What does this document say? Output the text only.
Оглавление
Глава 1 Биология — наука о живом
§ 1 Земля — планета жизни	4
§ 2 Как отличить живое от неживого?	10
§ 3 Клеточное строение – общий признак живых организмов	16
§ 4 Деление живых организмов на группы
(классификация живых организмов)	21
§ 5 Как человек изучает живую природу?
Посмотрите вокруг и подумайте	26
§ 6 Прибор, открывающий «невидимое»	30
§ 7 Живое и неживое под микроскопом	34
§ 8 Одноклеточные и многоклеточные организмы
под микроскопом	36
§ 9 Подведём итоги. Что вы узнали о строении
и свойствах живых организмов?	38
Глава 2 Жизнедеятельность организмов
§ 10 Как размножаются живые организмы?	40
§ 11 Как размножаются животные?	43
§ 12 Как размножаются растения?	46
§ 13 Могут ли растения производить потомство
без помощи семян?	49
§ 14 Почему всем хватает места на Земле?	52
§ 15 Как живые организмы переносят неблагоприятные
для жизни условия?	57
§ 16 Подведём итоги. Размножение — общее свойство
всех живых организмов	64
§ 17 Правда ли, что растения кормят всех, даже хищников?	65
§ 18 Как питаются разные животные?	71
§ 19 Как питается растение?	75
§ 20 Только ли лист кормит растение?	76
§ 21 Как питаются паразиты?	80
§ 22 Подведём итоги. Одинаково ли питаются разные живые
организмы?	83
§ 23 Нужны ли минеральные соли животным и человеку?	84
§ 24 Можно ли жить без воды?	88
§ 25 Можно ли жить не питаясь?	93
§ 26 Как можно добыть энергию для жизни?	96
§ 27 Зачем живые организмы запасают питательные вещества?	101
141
────
Look through the data above. Find each line with the string "Глава" and copy it.

§ **Reply**:
Глава 1 Биология — наука о живом
Глава 2 Жизнедеятельность организмов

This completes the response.